## Extracted data entries

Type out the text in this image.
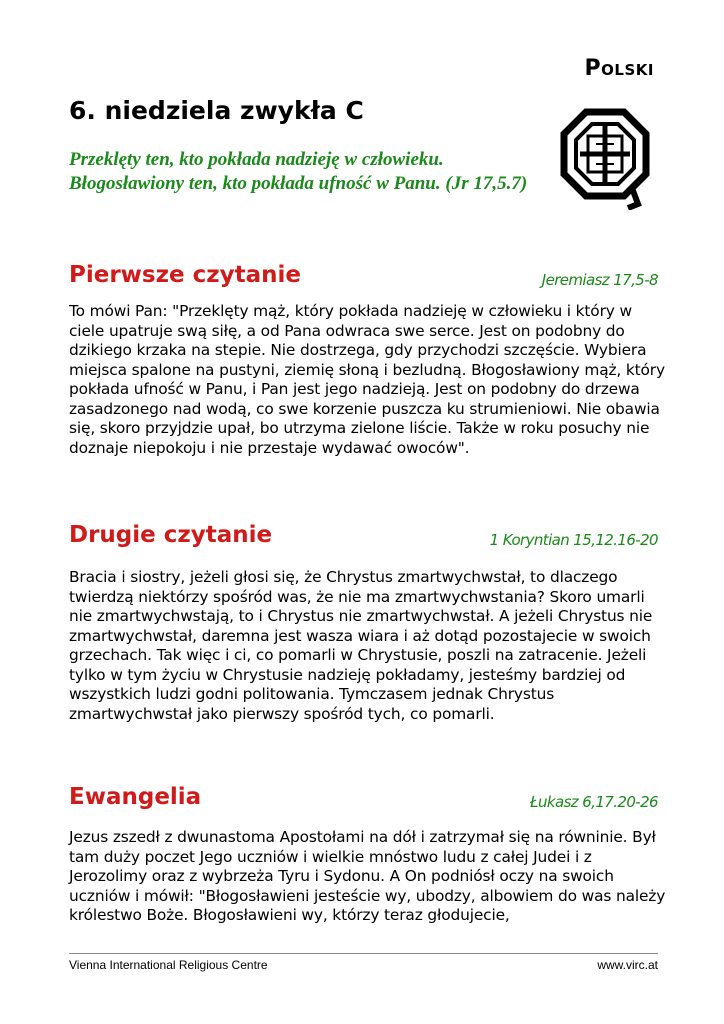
Polski
6. niedziela zwykła C
Przeklęty ten, kto pokłada nadzieję w człowieku. Błogosławiony ten, kto pokłada ufność w Panu. (Jr 17,5.7)
Pierwsze czytanie	Jeremiasz 17,5-8
To mówi Pan: "Przeklęty mąż, który pokłada nadzieję w człowieku i który w ciele upatruje swą siłę, a od Pana odwraca swe serce. Jest on podobny do dzikiego krzaka na stepie. Nie dostrzega, gdy przychodzi szczęście. Wybiera miejsca spalone na pustyni, ziemię słoną i bezludną. Błogosławiony mąż, który pokłada ufność w Panu, i Pan jest jego nadzieją. Jest on podobny do drzewa zasadzonego nad wodą, co swe korzenie puszcza ku strumieniowi. Nie obawia się, skoro przyjdzie upał, bo utrzyma zielone liście. Także w roku posuchy nie doznaje niepokoju i nie przestaje wydawać owoców".
Drugie czytanie	1 Koryntian 15,12.16-20
Bracia i siostry, jeżeli głosi się, że Chrystus zmartwychwstał, to dlaczego twierdzą niektórzy spośród was, że nie ma zmartwychwstania? Skoro umarli nie zmartwychwstają, to i Chrystus nie zmartwychwstał. A jeżeli Chrystus nie zmartwychwstał, daremna jest wasza wiara i aż dotąd pozostajecie w swoich grzechach. Tak więc i ci, co pomarli w Chrystusie, poszli na zatracenie. Jeżeli tylko w tym życiu w Chrystusie nadzieję pokładamy, jesteśmy bardziej od wszystkich ludzi godni politowania. Tymczasem jednak Chrystus zmartwychwstał jako pierwszy spośród tych, co pomarli.
Ewangelia	Łukasz 6,17.20-26
Jezus zszedł z dwunastoma Apostołami na dół i zatrzymał się na równinie. Był tam duży poczet Jego uczniów i wielkie mnóstwo ludu z całej Judei i z Jerozolimy oraz z wybrzeża Tyru i Sydonu. A On podniósł oczy na swoich uczniów i mówił: "Błogosławieni jesteście wy, ubodzy, albowiem do was należy królestwo Boże. Błogosławieni wy, którzy teraz głodujecie,
Vienna International Religious Centre	www.virc.at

## What to produce
Copy each line in the data that holds the word "czytanie".

## Result below
Pierwsze czytanie	Jeremiasz 17,5-8
Drugie czytanie	1 Koryntian 15,12.16-20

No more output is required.